* _Work to complete_
Report the number of lines where the string "this" occurs, and write nothing else.

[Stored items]
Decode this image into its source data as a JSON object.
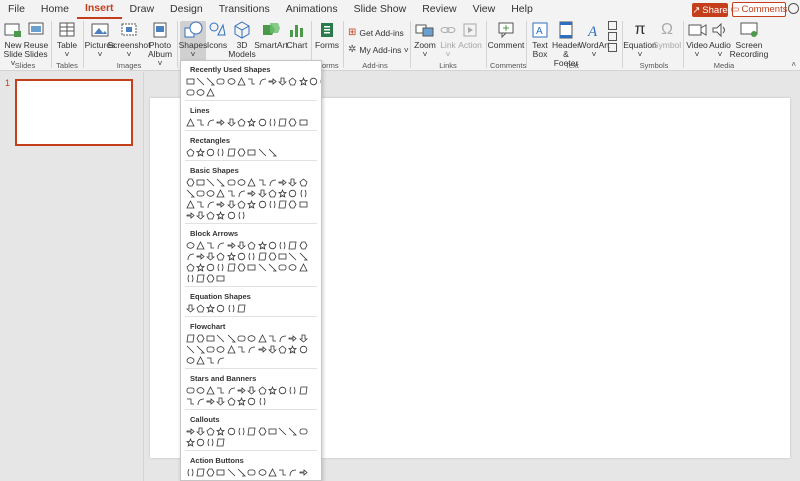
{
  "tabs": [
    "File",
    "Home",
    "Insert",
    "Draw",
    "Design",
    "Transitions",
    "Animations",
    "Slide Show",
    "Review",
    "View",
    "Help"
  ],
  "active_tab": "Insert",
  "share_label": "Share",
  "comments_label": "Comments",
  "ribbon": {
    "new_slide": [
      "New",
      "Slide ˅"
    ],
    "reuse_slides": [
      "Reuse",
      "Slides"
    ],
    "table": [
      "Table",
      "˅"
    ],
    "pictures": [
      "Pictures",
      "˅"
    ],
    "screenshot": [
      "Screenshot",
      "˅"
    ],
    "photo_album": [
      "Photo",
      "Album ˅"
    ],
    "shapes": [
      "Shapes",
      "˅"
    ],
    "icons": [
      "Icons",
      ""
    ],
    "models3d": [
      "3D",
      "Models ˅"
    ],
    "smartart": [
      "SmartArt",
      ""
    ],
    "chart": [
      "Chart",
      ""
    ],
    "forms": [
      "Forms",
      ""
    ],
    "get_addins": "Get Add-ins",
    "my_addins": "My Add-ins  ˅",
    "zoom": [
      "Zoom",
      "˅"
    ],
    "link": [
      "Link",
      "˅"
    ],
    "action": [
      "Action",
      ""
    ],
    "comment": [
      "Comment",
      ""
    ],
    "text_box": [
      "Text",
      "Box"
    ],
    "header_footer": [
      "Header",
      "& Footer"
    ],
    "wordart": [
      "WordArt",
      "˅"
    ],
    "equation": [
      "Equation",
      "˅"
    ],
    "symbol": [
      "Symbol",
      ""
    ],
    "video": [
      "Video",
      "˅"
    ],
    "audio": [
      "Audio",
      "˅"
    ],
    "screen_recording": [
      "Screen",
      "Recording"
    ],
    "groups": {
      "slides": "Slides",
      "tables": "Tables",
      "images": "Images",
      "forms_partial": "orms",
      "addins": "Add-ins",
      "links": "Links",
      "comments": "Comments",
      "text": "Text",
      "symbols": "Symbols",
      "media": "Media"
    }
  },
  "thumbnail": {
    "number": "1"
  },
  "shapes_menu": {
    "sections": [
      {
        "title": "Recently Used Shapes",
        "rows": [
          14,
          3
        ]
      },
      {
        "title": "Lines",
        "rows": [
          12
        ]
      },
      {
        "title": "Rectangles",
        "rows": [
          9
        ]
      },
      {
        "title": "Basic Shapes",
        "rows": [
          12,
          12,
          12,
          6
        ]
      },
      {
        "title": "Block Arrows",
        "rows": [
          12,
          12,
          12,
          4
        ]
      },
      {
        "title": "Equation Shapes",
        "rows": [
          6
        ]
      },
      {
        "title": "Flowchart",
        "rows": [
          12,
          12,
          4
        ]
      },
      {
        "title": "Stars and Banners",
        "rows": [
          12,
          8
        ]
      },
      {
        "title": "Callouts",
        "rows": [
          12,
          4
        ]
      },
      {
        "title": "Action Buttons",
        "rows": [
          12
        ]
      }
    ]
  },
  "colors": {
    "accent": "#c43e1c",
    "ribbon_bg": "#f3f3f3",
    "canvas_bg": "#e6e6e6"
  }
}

* * *

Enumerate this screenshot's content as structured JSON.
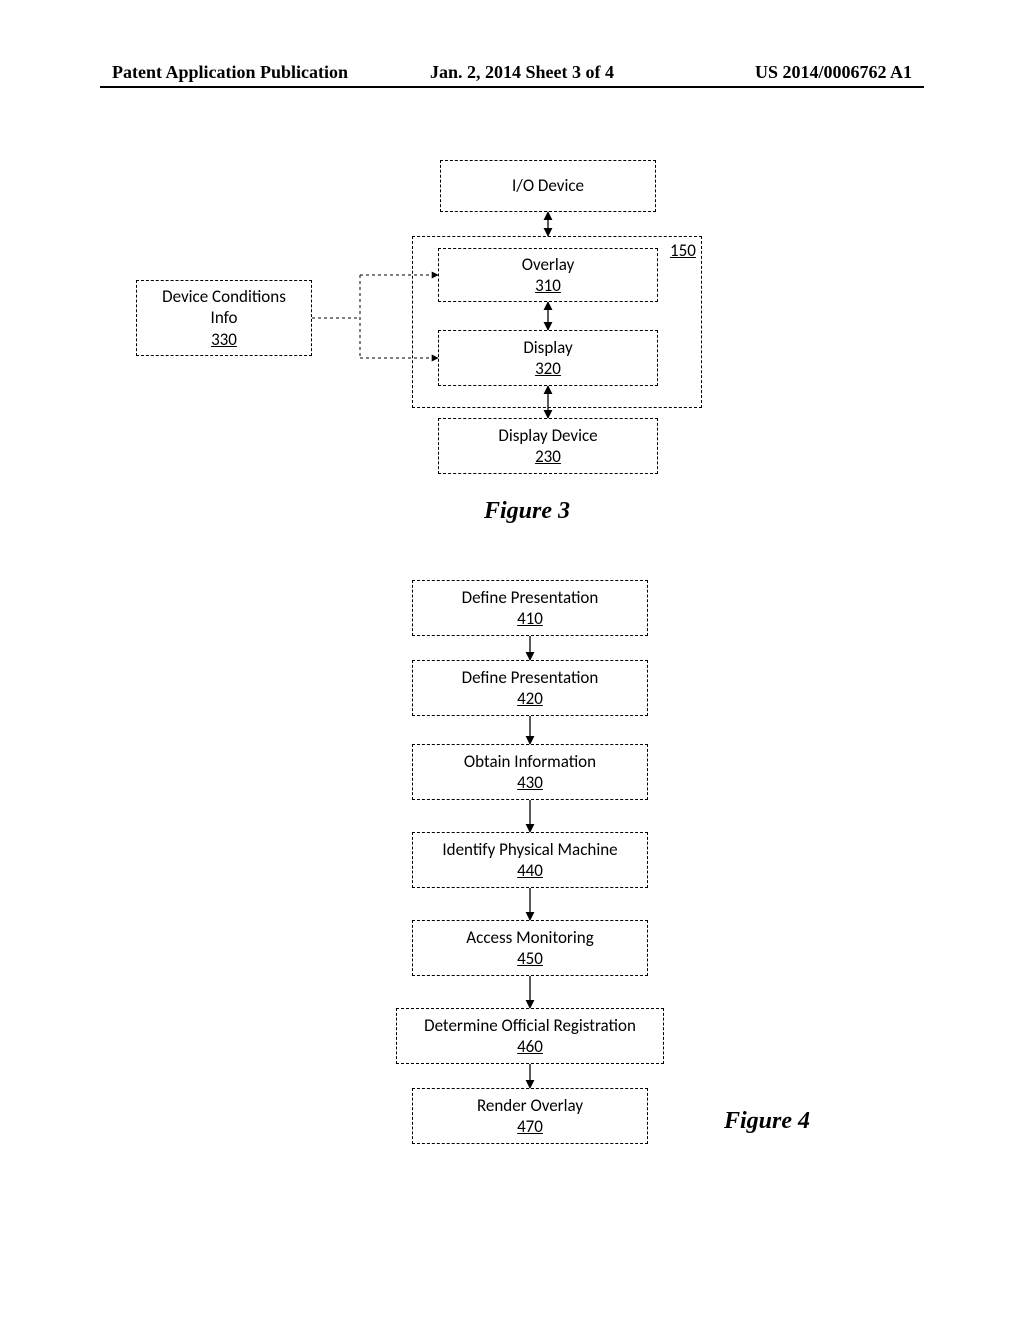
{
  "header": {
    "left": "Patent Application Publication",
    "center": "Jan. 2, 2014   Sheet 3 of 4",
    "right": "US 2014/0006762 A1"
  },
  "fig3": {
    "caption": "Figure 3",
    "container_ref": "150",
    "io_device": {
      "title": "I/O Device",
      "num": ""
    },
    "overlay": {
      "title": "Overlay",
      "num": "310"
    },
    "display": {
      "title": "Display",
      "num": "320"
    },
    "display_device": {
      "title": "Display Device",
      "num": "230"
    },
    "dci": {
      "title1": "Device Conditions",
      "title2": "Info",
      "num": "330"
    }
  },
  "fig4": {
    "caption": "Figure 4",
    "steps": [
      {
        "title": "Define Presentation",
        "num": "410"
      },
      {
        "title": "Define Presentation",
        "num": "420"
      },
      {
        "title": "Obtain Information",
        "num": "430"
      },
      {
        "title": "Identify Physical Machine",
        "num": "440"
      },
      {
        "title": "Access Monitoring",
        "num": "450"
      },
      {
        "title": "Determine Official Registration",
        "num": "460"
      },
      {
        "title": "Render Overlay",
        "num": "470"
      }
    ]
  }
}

* _Exercise answer_
2